(DATA PROVIDED)
········

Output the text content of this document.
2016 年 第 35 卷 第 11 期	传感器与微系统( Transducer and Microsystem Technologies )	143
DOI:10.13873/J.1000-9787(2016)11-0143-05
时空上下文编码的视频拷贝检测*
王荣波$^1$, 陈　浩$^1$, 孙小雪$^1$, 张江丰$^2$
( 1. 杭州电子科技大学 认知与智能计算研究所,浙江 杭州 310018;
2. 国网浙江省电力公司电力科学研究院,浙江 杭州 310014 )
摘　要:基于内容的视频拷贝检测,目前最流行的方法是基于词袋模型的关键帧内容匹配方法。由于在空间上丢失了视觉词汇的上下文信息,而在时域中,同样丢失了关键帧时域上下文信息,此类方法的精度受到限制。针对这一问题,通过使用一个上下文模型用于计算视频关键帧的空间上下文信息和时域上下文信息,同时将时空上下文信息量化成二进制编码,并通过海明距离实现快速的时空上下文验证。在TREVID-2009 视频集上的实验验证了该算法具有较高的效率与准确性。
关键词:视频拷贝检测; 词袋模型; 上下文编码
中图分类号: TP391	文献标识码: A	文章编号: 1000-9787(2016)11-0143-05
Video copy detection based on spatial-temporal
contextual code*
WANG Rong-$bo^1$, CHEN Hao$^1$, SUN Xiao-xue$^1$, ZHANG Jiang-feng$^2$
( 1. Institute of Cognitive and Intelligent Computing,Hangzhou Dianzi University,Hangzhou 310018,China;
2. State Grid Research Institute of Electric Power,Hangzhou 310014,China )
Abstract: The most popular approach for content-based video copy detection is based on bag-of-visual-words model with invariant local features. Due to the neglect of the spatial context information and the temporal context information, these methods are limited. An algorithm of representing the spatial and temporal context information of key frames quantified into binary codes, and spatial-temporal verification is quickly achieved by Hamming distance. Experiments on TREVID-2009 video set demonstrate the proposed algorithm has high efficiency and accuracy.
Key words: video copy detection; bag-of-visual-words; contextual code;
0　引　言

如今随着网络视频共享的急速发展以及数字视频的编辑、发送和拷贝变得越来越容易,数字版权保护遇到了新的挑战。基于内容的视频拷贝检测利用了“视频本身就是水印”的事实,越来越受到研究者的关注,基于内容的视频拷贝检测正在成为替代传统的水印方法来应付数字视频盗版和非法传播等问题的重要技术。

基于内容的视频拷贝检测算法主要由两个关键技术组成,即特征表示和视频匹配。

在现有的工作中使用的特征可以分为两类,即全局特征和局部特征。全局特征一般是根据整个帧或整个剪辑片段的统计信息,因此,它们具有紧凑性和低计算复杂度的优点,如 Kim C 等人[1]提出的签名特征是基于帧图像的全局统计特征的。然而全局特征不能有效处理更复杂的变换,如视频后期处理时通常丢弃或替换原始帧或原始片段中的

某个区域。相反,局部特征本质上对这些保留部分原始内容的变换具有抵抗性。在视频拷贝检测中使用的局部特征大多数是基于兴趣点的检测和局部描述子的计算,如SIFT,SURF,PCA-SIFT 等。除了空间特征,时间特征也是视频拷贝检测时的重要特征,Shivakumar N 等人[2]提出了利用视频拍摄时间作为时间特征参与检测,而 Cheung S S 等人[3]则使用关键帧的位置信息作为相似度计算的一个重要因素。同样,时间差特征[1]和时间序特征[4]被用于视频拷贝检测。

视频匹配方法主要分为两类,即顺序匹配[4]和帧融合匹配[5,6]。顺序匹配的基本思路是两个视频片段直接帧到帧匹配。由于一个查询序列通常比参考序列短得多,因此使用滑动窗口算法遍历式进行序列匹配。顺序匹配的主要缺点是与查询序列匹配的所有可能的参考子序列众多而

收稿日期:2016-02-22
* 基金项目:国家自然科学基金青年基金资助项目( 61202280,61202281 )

········

(DIRECTIVE) Reproduce all of the data exactly as given.

(TASK ANSWER)
Output the text content of this document.
2016 年 第 35 卷 第 11 期	传感器与微系统( Transducer and Microsystem Technologies )	143
DOI:10.13873/J.1000-9787(2016)11-0143-05
时空上下文编码的视频拷贝检测*
王荣波$^1$, 陈　浩$^1$, 孙小雪$^1$, 张江丰$^2$
( 1. 杭州电子科技大学 认知与智能计算研究所,浙江 杭州 310018;
2. 国网浙江省电力公司电力科学研究院,浙江 杭州 310014 )
摘　要:基于内容的视频拷贝检测,目前最流行的方法是基于词袋模型的关键帧内容匹配方法。由于在空间上丢失了视觉词汇的上下文信息,而在时域中,同样丢失了关键帧时域上下文信息,此类方法的精度受到限制。针对这一问题,通过使用一个上下文模型用于计算视频关键帧的空间上下文信息和时域上下文信息,同时将时空上下文信息量化成二进制编码,并通过海明距离实现快速的时空上下文验证。在TREVID-2009 视频集上的实验验证了该算法具有较高的效率与准确性。
关键词:视频拷贝检测; 词袋模型; 上下文编码
中图分类号: TP391	文献标识码: A	文章编号: 1000-9787(2016)11-0143-05
Video copy detection based on spatial-temporal
contextual code*
WANG Rong-$bo^1$, CHEN Hao$^1$, SUN Xiao-xue$^1$, ZHANG Jiang-feng$^2$
( 1. Institute of Cognitive and Intelligent Computing,Hangzhou Dianzi University,Hangzhou 310018,China;
2. State Grid Research Institute of Electric Power,Hangzhou 310014,China )
Abstract: The most popular approach for content-based video copy detection is based on bag-of-visual-words model with invariant local features. Due to the neglect of the spatial context information and the temporal context information, these methods are limited. An algorithm of representing the spatial and temporal context information of key frames quantified into binary codes, and spatial-temporal verification is quickly achieved by Hamming distance. Experiments on TREVID-2009 video set demonstrate the proposed algorithm has high efficiency and accuracy.
Key words: video copy detection; bag-of-visual-words; contextual code;
0　引　言

如今随着网络视频共享的急速发展以及数字视频的编辑、发送和拷贝变得越来越容易,数字版权保护遇到了新的挑战。基于内容的视频拷贝检测利用了“视频本身就是水印”的事实,越来越受到研究者的关注,基于内容的视频拷贝检测正在成为替代传统的水印方法来应付数字视频盗版和非法传播等问题的重要技术。

基于内容的视频拷贝检测算法主要由两个关键技术组成,即特征表示和视频匹配。

在现有的工作中使用的特征可以分为两类,即全局特征和局部特征。全局特征一般是根据整个帧或整个剪辑片段的统计信息,因此,它们具有紧凑性和低计算复杂度的优点,如 Kim C 等人[1]提出的签名特征是基于帧图像的全局统计特征的。然而全局特征不能有效处理更复杂的变换,如视频后期处理时通常丢弃或替换原始帧或原始片段中的

某个区域。相反,局部特征本质上对这些保留部分原始内容的变换具有抵抗性。在视频拷贝检测中使用的局部特征大多数是基于兴趣点的检测和局部描述子的计算,如SIFT,SURF,PCA-SIFT 等。除了空间特征,时间特征也是视频拷贝检测时的重要特征,Shivakumar N 等人[2]提出了利用视频拍摄时间作为时间特征参与检测,而 Cheung S S 等人[3]则使用关键帧的位置信息作为相似度计算的一个重要因素。同样,时间差特征[1]和时间序特征[4]被用于视频拷贝检测。

视频匹配方法主要分为两类,即顺序匹配[4]和帧融合匹配[5,6]。顺序匹配的基本思路是两个视频片段直接帧到帧匹配。由于一个查询序列通常比参考序列短得多,因此使用滑动窗口算法遍历式进行序列匹配。顺序匹配的主要缺点是与查询序列匹配的所有可能的参考子序列众多而

收稿日期:2016-02-22
* 基金项目:国家自然科学基金青年基金资助项目( 61202280,61202281 )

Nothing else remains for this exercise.